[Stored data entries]
________________________________________

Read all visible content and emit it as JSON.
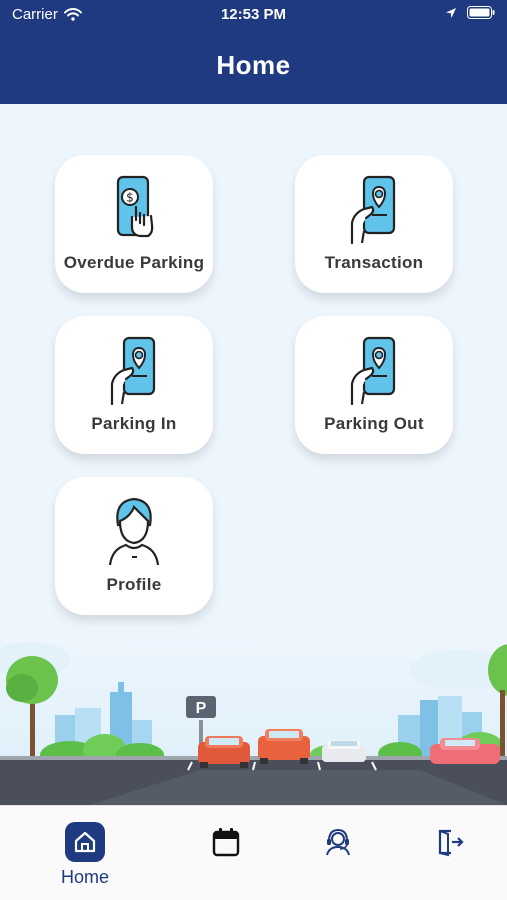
{
  "status_bar": {
    "carrier": "Carrier",
    "time": "12:53 PM"
  },
  "header": {
    "title": "Home"
  },
  "menu": [
    {
      "label": "Overdue Parking",
      "icon": "phone-payment-icon"
    },
    {
      "label": "Transaction",
      "icon": "phone-location-icon"
    },
    {
      "label": "Parking In",
      "icon": "phone-location-icon"
    },
    {
      "label": "Parking Out",
      "icon": "phone-location-icon"
    },
    {
      "label": "Profile",
      "icon": "user-icon"
    }
  ],
  "parking_sign": "P",
  "bottom_nav": [
    {
      "label": "Home",
      "icon": "home-icon",
      "active": true
    },
    {
      "label": "",
      "icon": "calendar-icon",
      "active": false
    },
    {
      "label": "",
      "icon": "support-agent-icon",
      "active": false
    },
    {
      "label": "",
      "icon": "logout-icon",
      "active": false
    }
  ],
  "colors": {
    "primary": "#1f3a80",
    "background": "#eef6fd",
    "accent": "#5fc3ea"
  }
}
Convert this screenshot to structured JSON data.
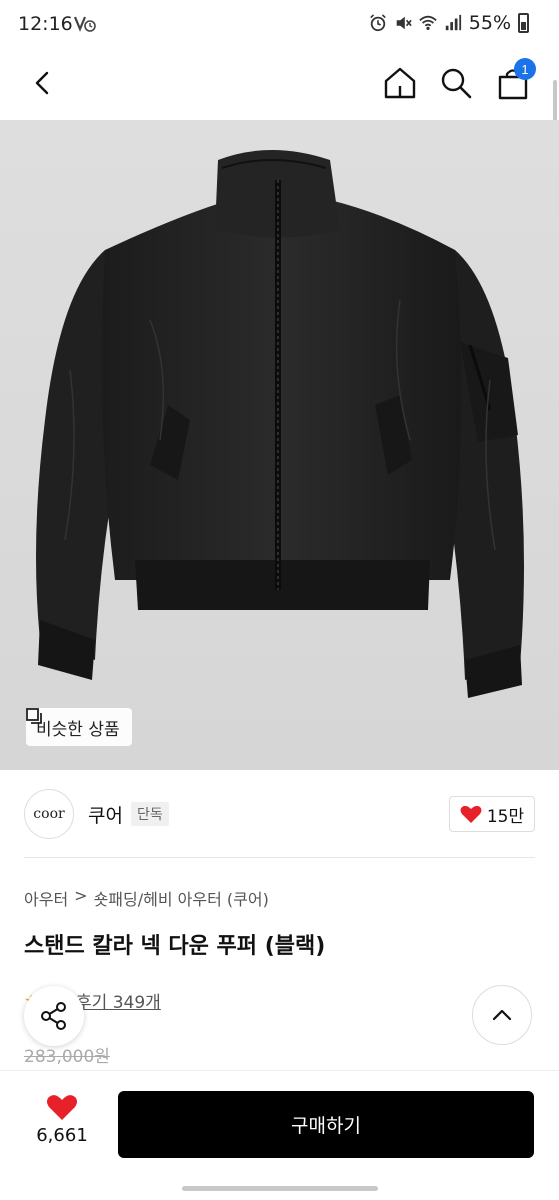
{
  "status_bar": {
    "time": "12:16",
    "left_icons": "V̸ ⏰",
    "battery": "55%"
  },
  "nav": {
    "cart_count": "1",
    "icons": [
      "chevron-left-icon",
      "home-icon",
      "search-icon",
      "shopping-bag-icon"
    ]
  },
  "image": {
    "similar_label": "비슷한 상품"
  },
  "brand": {
    "logo_text": "coor",
    "name": "쿠어",
    "badge": "단독",
    "likes": "15만"
  },
  "breadcrumb": {
    "level1": "아우터",
    "separator": ">",
    "level2": "숏패딩/헤비 아우터 (쿠어)"
  },
  "product": {
    "title": "스탠드 칼라 넥 다운 푸퍼 (블랙)",
    "review_label": "후기 349개",
    "original_price": "283,000원"
  },
  "bottom": {
    "wish_count": "6,661",
    "buy_label": "구매하기"
  },
  "colors": {
    "accent_badge": "#1a73e8",
    "heart": "#e8202a",
    "buy_button": "#000000"
  }
}
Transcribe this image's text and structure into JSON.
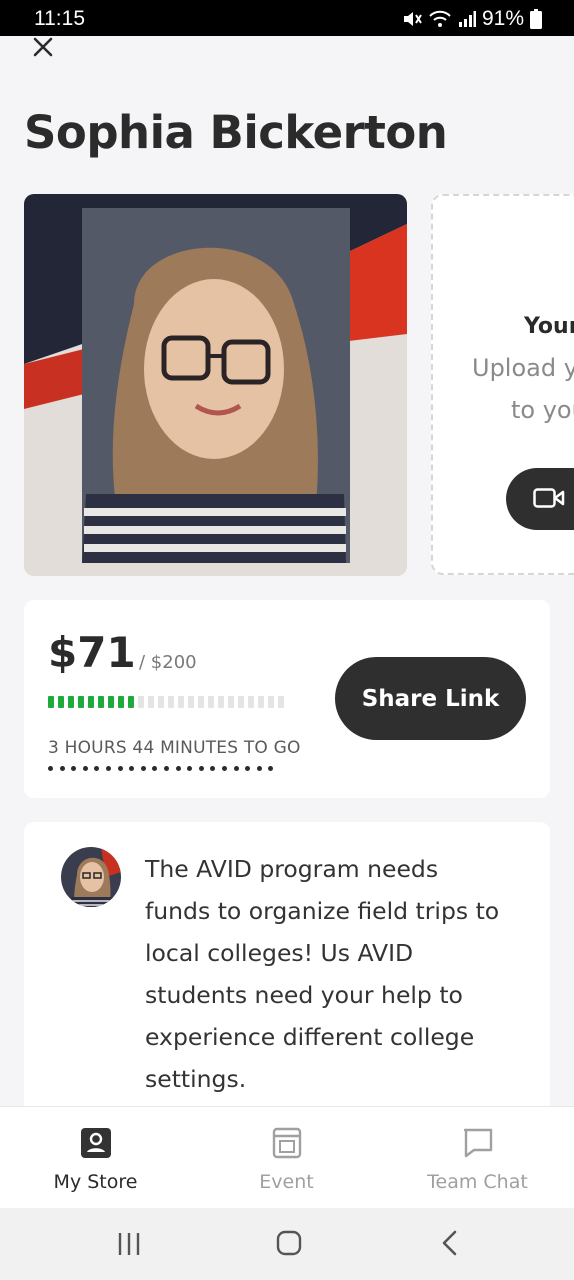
{
  "status_bar": {
    "time": "11:15",
    "battery": "91%"
  },
  "profile": {
    "name": "Sophia Bickerton"
  },
  "video_card": {
    "title": "Your",
    "desc_line1": "Upload y",
    "desc_line2": "to you"
  },
  "fundraiser": {
    "amount_raised": "$71",
    "goal": "/ $200",
    "progress_fraction": 0.355,
    "time_left": "3 HOURS 44 MINUTES TO GO",
    "share_label": "Share Link",
    "accent_color": "#1faa3e"
  },
  "story": {
    "text": "The AVID program needs funds to organize field trips to local colleges! Us AVID students need your help to experience different college settings."
  },
  "tabs": [
    {
      "label": "My Store",
      "icon": "store-person-icon",
      "active": true
    },
    {
      "label": "Event",
      "icon": "event-calendar-icon",
      "active": false
    },
    {
      "label": "Team Chat",
      "icon": "chat-bubble-icon",
      "active": false
    }
  ],
  "system_nav": {
    "buttons": [
      "recents-icon",
      "home-icon",
      "back-icon"
    ]
  }
}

________________________________________

Extract all the entries word for word; omit any pictures.

Result for this task:
Read all visible content and emit it as JSON.
{
  "status_bar": {
    "carrier": "Carrier",
    "time": "12:53 PM"
  },
  "header": {
    "title": "Home"
  },
  "menu": [
    {
      "label": "Overdue Parking",
      "icon": "phone-payment-icon"
    },
    {
      "label": "Transaction",
      "icon": "phone-location-icon"
    },
    {
      "label": "Parking In",
      "icon": "phone-location-icon"
    },
    {
      "label": "Parking Out",
      "icon": "phone-location-icon"
    },
    {
      "label": "Profile",
      "icon": "user-icon"
    }
  ],
  "parking_sign": "P",
  "bottom_nav": [
    {
      "label": "Home",
      "icon": "home-icon",
      "active": true
    },
    {
      "label": "",
      "icon": "calendar-icon",
      "active": false
    },
    {
      "label": "",
      "icon": "support-agent-icon",
      "active": false
    },
    {
      "label": "",
      "icon": "logout-icon",
      "active": false
    }
  ],
  "colors": {
    "primary": "#1f3a80",
    "background": "#eef6fd",
    "accent": "#5fc3ea"
  }
}
Convert this screenshot to structured JSON data.
{
  "status_bar": {
    "time": "12:16",
    "left_icons": "V̸ ⏰",
    "battery": "55%"
  },
  "nav": {
    "cart_count": "1",
    "icons": [
      "chevron-left-icon",
      "home-icon",
      "search-icon",
      "shopping-bag-icon"
    ]
  },
  "image": {
    "similar_label": "비슷한 상품"
  },
  "brand": {
    "logo_text": "coor",
    "name": "쿠어",
    "badge": "단독",
    "likes": "15만"
  },
  "breadcrumb": {
    "level1": "아우터",
    "separator": ">",
    "level2": "숏패딩/헤비 아우터 (쿠어)"
  },
  "product": {
    "title": "스탠드 칼라 넥 다운 푸퍼 (블랙)",
    "review_label": "후기 349개",
    "original_price": "283,000원"
  },
  "bottom": {
    "wish_count": "6,661",
    "buy_label": "구매하기"
  },
  "colors": {
    "accent_badge": "#1a73e8",
    "heart": "#e8202a",
    "buy_button": "#000000"
  }
}
Transcribe this image's text and structure into JSON.
{
  "status_bar": {
    "time": "11:15",
    "battery": "91%"
  },
  "profile": {
    "name": "Sophia Bickerton"
  },
  "video_card": {
    "title": "Your",
    "desc_line1": "Upload y",
    "desc_line2": "to you"
  },
  "fundraiser": {
    "amount_raised": "$71",
    "goal": "/ $200",
    "progress_fraction": 0.355,
    "time_left": "3 HOURS 44 MINUTES TO GO",
    "share_label": "Share Link",
    "accent_color": "#1faa3e"
  },
  "story": {
    "text": "The AVID program needs funds to organize field trips to local colleges! Us AVID students need your help to experience different college settings."
  },
  "tabs": [
    {
      "label": "My Store",
      "icon": "store-person-icon",
      "active": true
    },
    {
      "label": "Event",
      "icon": "event-calendar-icon",
      "active": false
    },
    {
      "label": "Team Chat",
      "icon": "chat-bubble-icon",
      "active": false
    }
  ],
  "system_nav": {
    "buttons": [
      "recents-icon",
      "home-icon",
      "back-icon"
    ]
  }
}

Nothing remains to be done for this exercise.